Search the listing below for the string "nein" and show each line that contains it.
● ● ● ● ●
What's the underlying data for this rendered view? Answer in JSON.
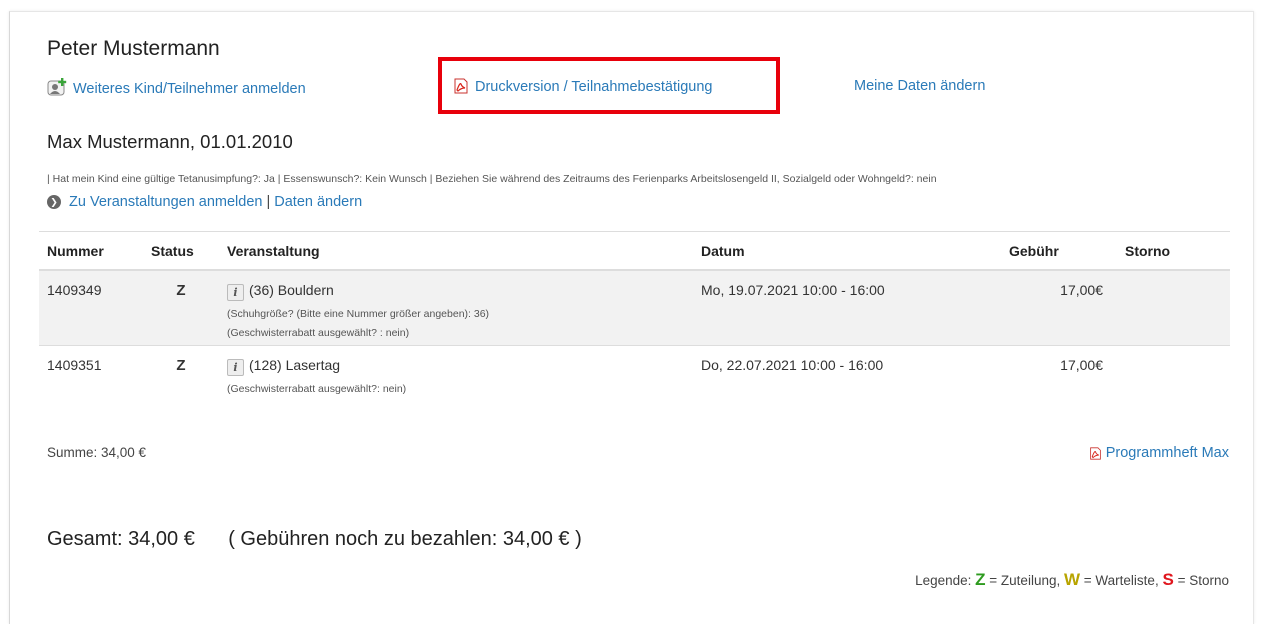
{
  "parent": {
    "name": "Peter Mustermann",
    "actions": {
      "add_child": "Weiteres Kind/Teilnehmer anmelden",
      "print": "Druckversion / Teilnahmebestätigung",
      "my_data": "Meine Daten ändern"
    }
  },
  "child": {
    "name": "Max Mustermann, 01.01.2010",
    "info": "| Hat mein Kind eine gültige Tetanusimpfung?: Ja | Essenswunsch?: Kein Wunsch | Beziehen Sie während des Zeitraums des Ferienparks Arbeitslosengeld II, Sozialgeld oder Wohngeld?: nein",
    "link_register": "Zu Veranstaltungen anmelden",
    "link_separator": "|",
    "link_edit": "Daten ändern"
  },
  "table": {
    "headers": {
      "nummer": "Nummer",
      "status": "Status",
      "veranstaltung": "Veranstaltung",
      "datum": "Datum",
      "gebuehr": "Gebühr",
      "storno": "Storno"
    },
    "rows": [
      {
        "nummer": "1409349",
        "status": "Z",
        "veranstaltung": "(36) Bouldern",
        "notes": [
          "(Schuhgröße? (Bitte eine Nummer größer angeben): 36)",
          "(Geschwisterrabatt ausgewählt? : nein)"
        ],
        "datum": "Mo, 19.07.2021 10:00 - 16:00",
        "gebuehr": "17,00€",
        "storno": ""
      },
      {
        "nummer": "1409351",
        "status": "Z",
        "veranstaltung": "(128) Lasertag",
        "notes": [
          "(Geschwisterrabatt ausgewählt?: nein)"
        ],
        "datum": "Do, 22.07.2021 10:00 - 16:00",
        "gebuehr": "17,00€",
        "storno": ""
      }
    ]
  },
  "summe": "Summe: 34,00 €",
  "programmheft": "Programmheft Max",
  "gesamt": "Gesamt: 34,00 €      ( Gebühren noch zu bezahlen: 34,00 € )",
  "legend": {
    "prefix": "Legende:",
    "z": "Z",
    "z_text": "= Zuteilung,",
    "w": "W",
    "w_text": "= Warteliste,",
    "s": "S",
    "s_text": "= Storno"
  },
  "colors": {
    "link": "#2a7ab8",
    "status_z": "#2e9b1f",
    "status_w": "#b8a400",
    "status_s": "#e0161e",
    "highlight": "#e8000b"
  },
  "icons": [
    "add-user-icon",
    "pdf-icon",
    "arrow-circle-icon",
    "info-icon"
  ]
}
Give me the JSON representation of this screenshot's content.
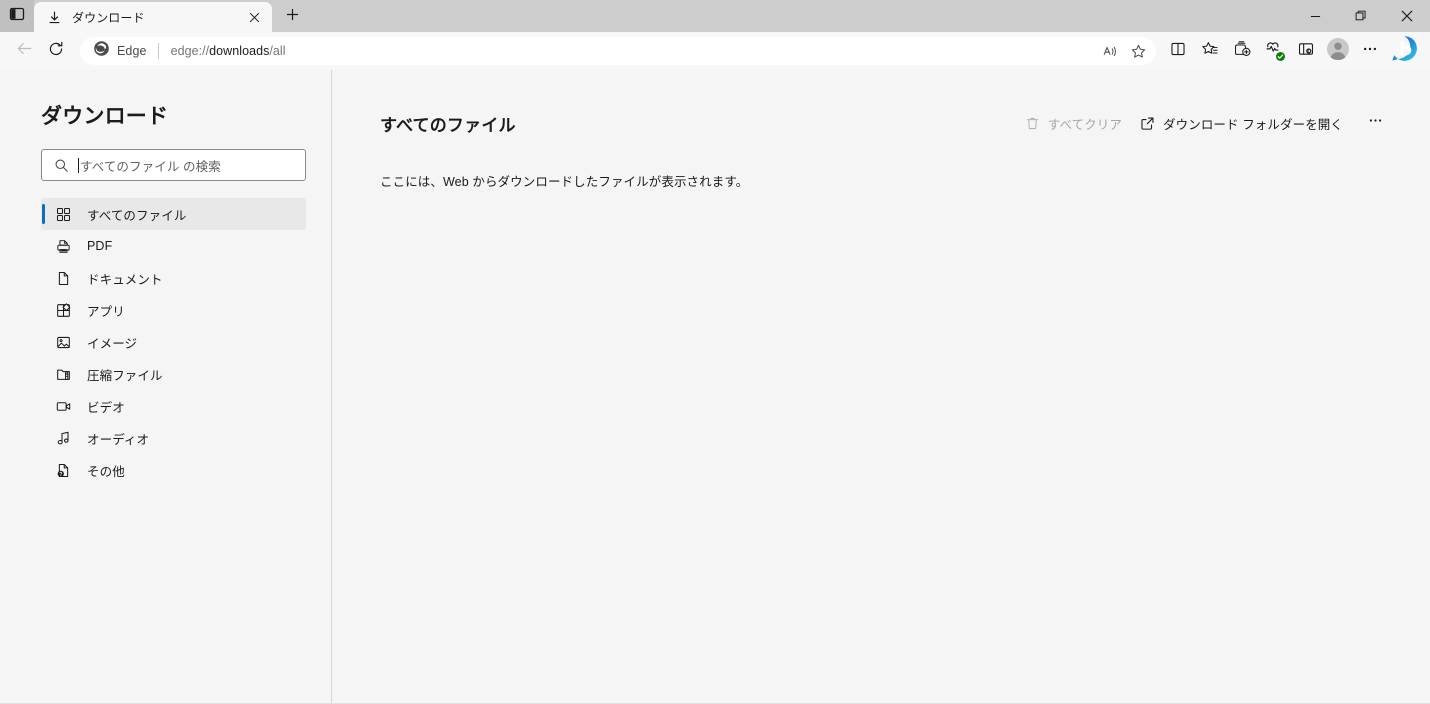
● ● ● ● ●
# SOLVED EXERCISE
    "info": "| Hat mein Kind eine gültige Tetanusimpfung?: Ja | Essenswunsch?: Kein Wunsch | Beziehen Sie während des Zeitraums des Ferienparks Arbeitslosengeld II, Sozialgeld oder Wohngeld?: nein",
          "(Geschwisterrabatt ausgewählt? : nein)"
          "(Geschwisterrabatt ausgewählt?: nein)"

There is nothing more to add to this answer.